(STATED EXERCISE): Gather the lines from the material that contain "their".

(Lines of data)
● ● ● ● ● ● ●
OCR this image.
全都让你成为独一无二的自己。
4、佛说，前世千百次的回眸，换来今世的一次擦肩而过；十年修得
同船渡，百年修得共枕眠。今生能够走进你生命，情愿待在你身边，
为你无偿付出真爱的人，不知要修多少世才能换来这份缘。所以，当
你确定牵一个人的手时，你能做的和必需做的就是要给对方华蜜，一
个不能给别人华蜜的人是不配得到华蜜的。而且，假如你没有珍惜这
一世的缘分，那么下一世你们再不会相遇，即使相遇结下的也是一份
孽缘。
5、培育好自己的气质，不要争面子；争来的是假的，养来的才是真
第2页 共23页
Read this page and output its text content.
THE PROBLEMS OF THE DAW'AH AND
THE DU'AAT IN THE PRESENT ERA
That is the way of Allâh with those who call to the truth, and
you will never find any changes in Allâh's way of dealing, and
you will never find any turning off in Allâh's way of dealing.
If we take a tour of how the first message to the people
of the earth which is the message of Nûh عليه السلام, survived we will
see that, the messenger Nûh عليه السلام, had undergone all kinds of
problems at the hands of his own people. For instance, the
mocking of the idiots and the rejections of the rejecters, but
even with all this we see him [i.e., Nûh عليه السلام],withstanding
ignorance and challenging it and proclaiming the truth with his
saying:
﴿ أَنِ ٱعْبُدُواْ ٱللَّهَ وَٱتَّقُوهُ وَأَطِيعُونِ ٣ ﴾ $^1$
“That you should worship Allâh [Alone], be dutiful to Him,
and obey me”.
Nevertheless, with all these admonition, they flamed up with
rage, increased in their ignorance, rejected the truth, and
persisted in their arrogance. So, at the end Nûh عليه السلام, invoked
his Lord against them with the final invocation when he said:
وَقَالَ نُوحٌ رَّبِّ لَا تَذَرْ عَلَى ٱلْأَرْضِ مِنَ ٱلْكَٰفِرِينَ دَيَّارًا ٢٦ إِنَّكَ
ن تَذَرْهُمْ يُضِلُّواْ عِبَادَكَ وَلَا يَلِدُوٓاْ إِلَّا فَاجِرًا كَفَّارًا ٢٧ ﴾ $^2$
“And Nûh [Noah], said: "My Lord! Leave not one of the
● ● ● ● ● ● ●
(SOLUTION FOR THIS PROBLEM):
rage, increased in their ignorance, rejected the truth, and
persisted in their arrogance. So, at the end Nûh عليه السلام, invoked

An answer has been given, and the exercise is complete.